***** Data for analysis *****
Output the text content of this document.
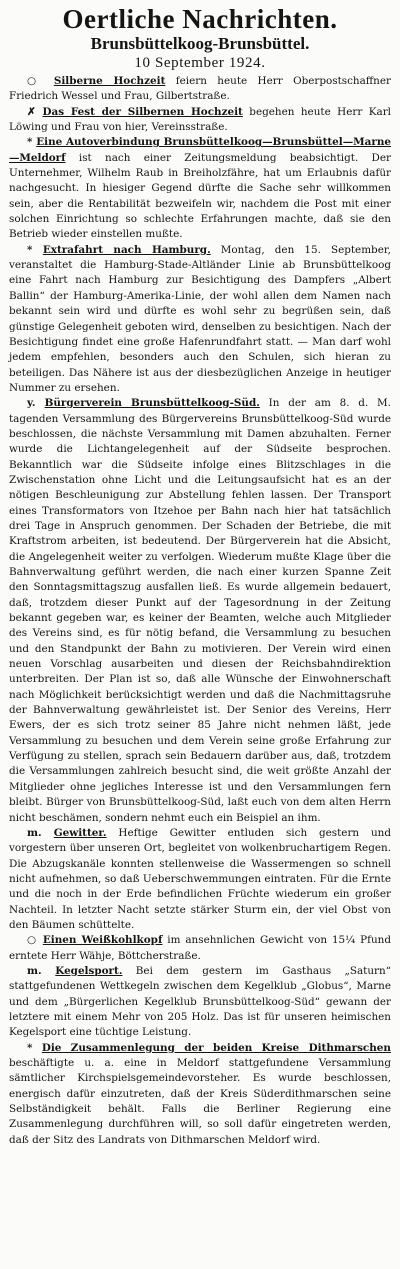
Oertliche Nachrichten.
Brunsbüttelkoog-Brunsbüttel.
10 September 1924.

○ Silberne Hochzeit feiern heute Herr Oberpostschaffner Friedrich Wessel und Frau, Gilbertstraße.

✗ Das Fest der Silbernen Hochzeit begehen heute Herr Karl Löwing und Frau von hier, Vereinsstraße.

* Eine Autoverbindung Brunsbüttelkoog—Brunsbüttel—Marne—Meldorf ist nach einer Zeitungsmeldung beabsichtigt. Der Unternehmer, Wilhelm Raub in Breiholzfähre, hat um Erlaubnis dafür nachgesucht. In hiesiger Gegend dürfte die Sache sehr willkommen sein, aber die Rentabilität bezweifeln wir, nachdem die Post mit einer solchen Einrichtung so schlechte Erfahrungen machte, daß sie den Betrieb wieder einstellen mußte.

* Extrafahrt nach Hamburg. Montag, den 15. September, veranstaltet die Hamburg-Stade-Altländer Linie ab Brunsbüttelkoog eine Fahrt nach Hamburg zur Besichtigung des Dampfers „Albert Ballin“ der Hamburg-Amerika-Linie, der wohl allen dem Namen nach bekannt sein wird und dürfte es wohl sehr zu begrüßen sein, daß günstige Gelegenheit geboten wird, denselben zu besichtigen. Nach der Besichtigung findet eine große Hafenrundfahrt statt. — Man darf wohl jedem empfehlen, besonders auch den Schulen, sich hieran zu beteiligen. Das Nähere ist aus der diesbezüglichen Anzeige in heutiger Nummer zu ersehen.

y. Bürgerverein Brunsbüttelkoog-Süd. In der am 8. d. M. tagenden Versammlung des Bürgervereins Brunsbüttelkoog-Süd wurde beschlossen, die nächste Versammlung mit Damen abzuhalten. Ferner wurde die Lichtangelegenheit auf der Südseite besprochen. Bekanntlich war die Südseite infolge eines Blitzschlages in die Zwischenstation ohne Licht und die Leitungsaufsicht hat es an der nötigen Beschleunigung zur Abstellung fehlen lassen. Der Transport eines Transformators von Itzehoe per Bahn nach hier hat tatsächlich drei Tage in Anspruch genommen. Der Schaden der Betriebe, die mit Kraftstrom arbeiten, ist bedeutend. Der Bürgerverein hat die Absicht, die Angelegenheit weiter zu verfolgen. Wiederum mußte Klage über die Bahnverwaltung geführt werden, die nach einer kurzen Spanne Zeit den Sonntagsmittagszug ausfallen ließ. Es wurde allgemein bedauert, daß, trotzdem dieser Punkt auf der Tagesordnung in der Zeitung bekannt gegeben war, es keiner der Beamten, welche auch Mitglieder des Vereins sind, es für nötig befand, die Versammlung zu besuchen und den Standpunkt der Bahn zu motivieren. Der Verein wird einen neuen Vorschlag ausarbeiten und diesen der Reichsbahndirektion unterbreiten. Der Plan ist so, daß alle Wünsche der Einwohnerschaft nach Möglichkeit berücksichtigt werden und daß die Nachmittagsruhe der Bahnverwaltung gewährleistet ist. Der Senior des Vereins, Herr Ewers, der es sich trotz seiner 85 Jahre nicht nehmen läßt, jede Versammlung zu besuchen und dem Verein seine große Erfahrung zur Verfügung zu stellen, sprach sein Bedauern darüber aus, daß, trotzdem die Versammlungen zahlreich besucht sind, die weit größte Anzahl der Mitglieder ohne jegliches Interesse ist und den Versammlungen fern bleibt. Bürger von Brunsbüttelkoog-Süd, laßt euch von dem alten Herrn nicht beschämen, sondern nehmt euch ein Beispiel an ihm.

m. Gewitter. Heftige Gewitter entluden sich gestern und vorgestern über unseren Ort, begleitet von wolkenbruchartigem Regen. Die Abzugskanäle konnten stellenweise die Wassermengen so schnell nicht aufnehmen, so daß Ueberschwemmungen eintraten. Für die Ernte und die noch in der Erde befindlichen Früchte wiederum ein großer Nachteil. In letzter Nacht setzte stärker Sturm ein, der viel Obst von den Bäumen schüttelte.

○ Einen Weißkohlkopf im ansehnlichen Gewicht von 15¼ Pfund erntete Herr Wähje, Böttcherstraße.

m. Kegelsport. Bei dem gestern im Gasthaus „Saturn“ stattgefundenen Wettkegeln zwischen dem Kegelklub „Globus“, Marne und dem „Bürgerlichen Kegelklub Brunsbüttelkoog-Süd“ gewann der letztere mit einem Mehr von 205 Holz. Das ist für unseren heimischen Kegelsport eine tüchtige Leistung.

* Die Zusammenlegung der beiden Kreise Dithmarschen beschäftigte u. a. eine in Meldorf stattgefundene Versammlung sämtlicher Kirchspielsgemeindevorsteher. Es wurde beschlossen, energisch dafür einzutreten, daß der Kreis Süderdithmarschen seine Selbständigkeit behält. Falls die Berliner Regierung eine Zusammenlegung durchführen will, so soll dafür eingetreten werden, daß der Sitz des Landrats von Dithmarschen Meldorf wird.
*****
***** Data for analysis *****
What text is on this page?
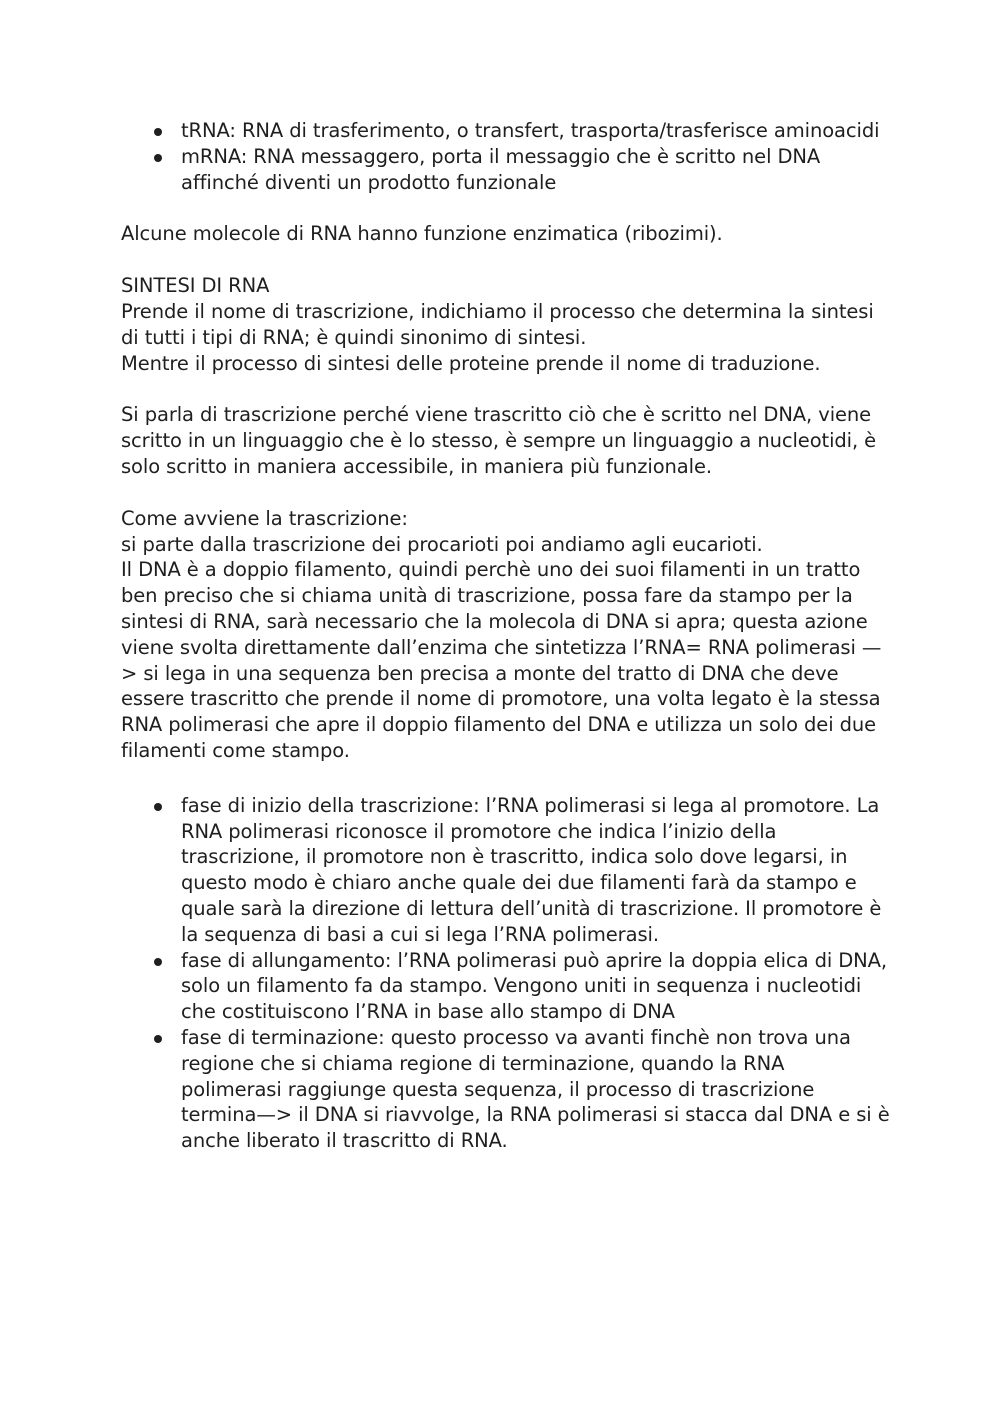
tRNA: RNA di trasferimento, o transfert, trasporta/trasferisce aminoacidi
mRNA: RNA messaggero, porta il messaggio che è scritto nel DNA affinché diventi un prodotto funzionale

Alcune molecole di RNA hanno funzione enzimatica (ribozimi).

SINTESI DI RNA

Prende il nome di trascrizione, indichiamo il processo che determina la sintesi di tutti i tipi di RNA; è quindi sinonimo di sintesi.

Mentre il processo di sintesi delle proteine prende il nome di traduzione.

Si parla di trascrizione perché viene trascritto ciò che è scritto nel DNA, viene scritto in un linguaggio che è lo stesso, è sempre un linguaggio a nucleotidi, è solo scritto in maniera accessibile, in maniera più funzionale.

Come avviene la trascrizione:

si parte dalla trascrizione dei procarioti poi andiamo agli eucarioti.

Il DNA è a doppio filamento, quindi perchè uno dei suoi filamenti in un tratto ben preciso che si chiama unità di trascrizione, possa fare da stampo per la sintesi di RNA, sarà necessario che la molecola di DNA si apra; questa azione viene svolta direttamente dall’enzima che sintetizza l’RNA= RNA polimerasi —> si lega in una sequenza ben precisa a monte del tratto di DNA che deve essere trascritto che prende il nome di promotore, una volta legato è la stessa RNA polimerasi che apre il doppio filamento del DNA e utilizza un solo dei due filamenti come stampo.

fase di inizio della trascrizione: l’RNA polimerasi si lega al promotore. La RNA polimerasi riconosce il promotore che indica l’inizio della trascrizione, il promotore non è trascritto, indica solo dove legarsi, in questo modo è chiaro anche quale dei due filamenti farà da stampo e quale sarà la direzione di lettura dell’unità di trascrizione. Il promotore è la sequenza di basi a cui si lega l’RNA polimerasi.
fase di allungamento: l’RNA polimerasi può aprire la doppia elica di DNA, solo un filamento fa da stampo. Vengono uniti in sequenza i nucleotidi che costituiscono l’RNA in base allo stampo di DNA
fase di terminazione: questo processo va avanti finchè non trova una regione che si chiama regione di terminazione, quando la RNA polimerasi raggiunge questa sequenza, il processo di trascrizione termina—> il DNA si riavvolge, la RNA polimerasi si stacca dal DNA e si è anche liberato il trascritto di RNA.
*****
▶ What you need to do: If a line of the listing above contains "dürfte", pick it out and copy it.

▶ Task answer:
* Eine Autoverbindung Brunsbüttelkoog—Brunsbüttel—Marne—Meldorf ist nach einer Zeitungsmeldung beabsichtigt. Der Unternehmer, Wilhelm Raub in Breiholzfähre, hat um Erlaubnis dafür nachgesucht. In hiesiger Gegend dürfte die Sache sehr willkommen sein, aber die Rentabilität bezweifeln wir, nachdem die Post mit einer solchen Einrichtung so schlechte Erfahrungen machte, daß sie den Betrieb wieder einstellen mußte.
* Extrafahrt nach Hamburg. Montag, den 15. September, veranstaltet die Hamburg-Stade-Altländer Linie ab Brunsbüttelkoog eine Fahrt nach Hamburg zur Besichtigung des Dampfers „Albert Ballin“ der Hamburg-Amerika-Linie, der wohl allen dem Namen nach bekannt sein wird und dürfte es wohl sehr zu begrüßen sein, daß günstige Gelegenheit geboten wird, denselben zu besichtigen. Nach der Besichtigung findet eine große Hafenrundfahrt statt. — Man darf wohl jedem empfehlen, besonders auch den Schulen, sich hieran zu beteiligen. Das Nähere ist aus der diesbezüglichen Anzeige in heutiger Nummer zu ersehen.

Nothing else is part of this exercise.